Given problem: Scan the records for the string "With"; copy each line where it occurs.

Dataset items:
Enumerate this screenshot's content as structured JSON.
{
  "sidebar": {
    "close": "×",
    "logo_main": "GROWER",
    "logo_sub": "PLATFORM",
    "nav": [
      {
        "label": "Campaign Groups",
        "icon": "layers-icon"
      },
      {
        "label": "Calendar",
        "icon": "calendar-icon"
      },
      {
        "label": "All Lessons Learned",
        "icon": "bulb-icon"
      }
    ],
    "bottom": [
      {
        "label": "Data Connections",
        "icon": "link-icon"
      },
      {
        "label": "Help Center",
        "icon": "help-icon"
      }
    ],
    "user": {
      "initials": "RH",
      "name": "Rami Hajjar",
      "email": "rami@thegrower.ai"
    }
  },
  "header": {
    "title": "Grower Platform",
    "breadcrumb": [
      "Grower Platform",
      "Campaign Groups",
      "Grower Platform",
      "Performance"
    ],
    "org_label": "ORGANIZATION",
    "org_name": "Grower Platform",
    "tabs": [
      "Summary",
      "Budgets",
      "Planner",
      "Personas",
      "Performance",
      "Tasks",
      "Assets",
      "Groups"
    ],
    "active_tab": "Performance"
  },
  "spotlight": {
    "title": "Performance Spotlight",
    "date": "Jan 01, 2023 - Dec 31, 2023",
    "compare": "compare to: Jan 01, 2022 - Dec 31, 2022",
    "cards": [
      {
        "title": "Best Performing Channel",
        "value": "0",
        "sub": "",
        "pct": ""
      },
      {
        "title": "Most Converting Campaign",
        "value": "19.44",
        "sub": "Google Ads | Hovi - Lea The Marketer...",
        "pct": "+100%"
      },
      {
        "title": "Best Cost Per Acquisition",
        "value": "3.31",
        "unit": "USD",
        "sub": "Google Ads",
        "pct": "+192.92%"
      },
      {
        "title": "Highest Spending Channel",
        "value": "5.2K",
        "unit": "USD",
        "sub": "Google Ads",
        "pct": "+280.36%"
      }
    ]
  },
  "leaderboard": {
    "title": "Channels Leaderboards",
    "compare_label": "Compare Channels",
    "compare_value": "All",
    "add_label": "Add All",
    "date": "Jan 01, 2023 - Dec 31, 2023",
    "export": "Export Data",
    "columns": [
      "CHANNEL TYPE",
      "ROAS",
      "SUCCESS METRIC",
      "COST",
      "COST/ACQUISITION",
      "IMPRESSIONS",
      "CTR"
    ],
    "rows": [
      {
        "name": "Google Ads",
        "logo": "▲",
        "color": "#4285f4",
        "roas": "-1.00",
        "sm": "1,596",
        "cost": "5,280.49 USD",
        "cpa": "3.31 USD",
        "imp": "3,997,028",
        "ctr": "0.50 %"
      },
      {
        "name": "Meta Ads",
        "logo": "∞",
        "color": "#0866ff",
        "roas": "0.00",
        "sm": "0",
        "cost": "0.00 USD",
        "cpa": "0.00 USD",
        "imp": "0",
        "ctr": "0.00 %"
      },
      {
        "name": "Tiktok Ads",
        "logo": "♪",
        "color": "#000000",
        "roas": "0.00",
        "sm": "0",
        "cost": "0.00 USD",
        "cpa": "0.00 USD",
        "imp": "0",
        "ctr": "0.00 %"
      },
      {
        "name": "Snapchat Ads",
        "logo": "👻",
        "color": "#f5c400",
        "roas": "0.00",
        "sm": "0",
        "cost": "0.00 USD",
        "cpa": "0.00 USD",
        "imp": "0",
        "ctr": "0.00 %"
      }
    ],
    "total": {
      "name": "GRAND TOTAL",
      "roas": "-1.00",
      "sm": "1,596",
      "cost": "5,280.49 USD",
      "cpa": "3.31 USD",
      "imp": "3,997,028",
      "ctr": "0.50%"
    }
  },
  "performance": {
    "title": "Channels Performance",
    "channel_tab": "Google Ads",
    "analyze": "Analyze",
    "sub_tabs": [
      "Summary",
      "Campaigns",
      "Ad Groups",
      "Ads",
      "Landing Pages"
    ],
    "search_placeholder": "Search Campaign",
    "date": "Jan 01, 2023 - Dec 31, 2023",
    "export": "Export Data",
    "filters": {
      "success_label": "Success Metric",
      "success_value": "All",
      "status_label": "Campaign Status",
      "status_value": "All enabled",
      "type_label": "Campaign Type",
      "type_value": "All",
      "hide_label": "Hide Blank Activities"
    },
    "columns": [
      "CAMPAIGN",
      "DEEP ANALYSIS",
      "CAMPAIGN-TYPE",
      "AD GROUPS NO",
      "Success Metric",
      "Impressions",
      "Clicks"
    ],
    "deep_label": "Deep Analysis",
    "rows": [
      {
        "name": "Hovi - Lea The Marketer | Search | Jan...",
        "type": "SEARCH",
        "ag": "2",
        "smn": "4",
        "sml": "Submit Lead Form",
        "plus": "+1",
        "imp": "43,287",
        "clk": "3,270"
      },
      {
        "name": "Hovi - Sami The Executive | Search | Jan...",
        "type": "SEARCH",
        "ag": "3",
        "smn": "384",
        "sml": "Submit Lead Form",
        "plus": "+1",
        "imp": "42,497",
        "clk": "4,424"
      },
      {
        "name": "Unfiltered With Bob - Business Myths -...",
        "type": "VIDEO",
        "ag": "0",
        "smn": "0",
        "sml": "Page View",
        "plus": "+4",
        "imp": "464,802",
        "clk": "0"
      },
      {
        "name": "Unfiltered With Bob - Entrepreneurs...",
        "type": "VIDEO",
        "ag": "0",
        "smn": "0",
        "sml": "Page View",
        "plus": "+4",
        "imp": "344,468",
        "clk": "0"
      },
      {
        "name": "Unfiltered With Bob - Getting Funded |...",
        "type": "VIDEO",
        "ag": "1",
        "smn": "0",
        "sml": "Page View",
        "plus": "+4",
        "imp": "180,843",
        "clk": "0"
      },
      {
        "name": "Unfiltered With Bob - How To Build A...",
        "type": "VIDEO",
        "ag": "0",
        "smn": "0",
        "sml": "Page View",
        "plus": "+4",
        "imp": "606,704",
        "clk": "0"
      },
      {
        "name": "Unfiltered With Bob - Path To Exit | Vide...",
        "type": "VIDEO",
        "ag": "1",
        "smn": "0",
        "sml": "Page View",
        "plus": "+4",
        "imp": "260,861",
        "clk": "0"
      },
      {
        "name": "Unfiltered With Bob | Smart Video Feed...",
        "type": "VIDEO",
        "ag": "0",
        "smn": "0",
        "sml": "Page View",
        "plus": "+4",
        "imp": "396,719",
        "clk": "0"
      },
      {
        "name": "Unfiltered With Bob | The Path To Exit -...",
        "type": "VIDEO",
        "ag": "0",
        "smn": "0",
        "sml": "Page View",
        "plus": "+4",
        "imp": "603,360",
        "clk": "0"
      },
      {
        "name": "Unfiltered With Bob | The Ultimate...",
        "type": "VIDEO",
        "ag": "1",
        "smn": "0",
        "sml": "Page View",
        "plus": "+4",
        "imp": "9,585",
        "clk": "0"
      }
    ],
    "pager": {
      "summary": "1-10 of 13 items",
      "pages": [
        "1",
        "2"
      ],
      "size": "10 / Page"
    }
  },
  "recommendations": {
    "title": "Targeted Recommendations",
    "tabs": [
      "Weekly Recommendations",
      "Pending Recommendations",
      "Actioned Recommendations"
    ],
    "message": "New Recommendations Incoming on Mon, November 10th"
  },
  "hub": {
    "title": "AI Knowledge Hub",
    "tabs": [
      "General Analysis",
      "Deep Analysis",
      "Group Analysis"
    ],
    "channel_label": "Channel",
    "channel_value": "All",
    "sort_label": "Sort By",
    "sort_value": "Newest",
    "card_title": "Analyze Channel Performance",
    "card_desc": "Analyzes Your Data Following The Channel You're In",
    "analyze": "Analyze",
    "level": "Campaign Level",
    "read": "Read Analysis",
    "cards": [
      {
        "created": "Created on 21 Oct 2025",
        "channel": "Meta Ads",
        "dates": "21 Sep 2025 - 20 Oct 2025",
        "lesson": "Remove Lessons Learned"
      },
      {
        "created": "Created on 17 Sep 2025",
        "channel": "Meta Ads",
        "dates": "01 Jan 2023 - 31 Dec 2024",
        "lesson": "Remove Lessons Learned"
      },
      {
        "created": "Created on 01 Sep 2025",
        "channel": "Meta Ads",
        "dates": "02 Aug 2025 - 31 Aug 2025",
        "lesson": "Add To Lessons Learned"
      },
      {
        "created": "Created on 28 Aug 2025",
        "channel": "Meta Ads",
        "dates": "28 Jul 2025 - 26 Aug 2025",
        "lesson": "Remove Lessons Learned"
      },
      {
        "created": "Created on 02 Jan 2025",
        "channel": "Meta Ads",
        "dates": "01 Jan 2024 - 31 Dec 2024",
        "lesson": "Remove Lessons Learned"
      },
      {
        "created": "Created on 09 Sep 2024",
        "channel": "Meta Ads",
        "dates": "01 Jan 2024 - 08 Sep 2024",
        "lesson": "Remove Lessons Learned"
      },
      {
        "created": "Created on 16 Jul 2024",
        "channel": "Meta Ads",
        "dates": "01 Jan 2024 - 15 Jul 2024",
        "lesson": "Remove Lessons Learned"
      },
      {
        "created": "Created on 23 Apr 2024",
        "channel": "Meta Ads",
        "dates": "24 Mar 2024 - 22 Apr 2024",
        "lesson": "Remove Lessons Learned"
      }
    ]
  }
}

Output below:
        "name": "Unfiltered With Bob - Business Myths -...",
        "name": "Unfiltered With Bob - Entrepreneurs...",
        "name": "Unfiltered With Bob - Getting Funded |...",
        "name": "Unfiltered With Bob - How To Build A...",
        "name": "Unfiltered With Bob - Path To Exit | Vide...",
        "name": "Unfiltered With Bob | Smart Video Feed...",
        "name": "Unfiltered With Bob | The Path To Exit -...",
        "name": "Unfiltered With Bob | The Ultimate...",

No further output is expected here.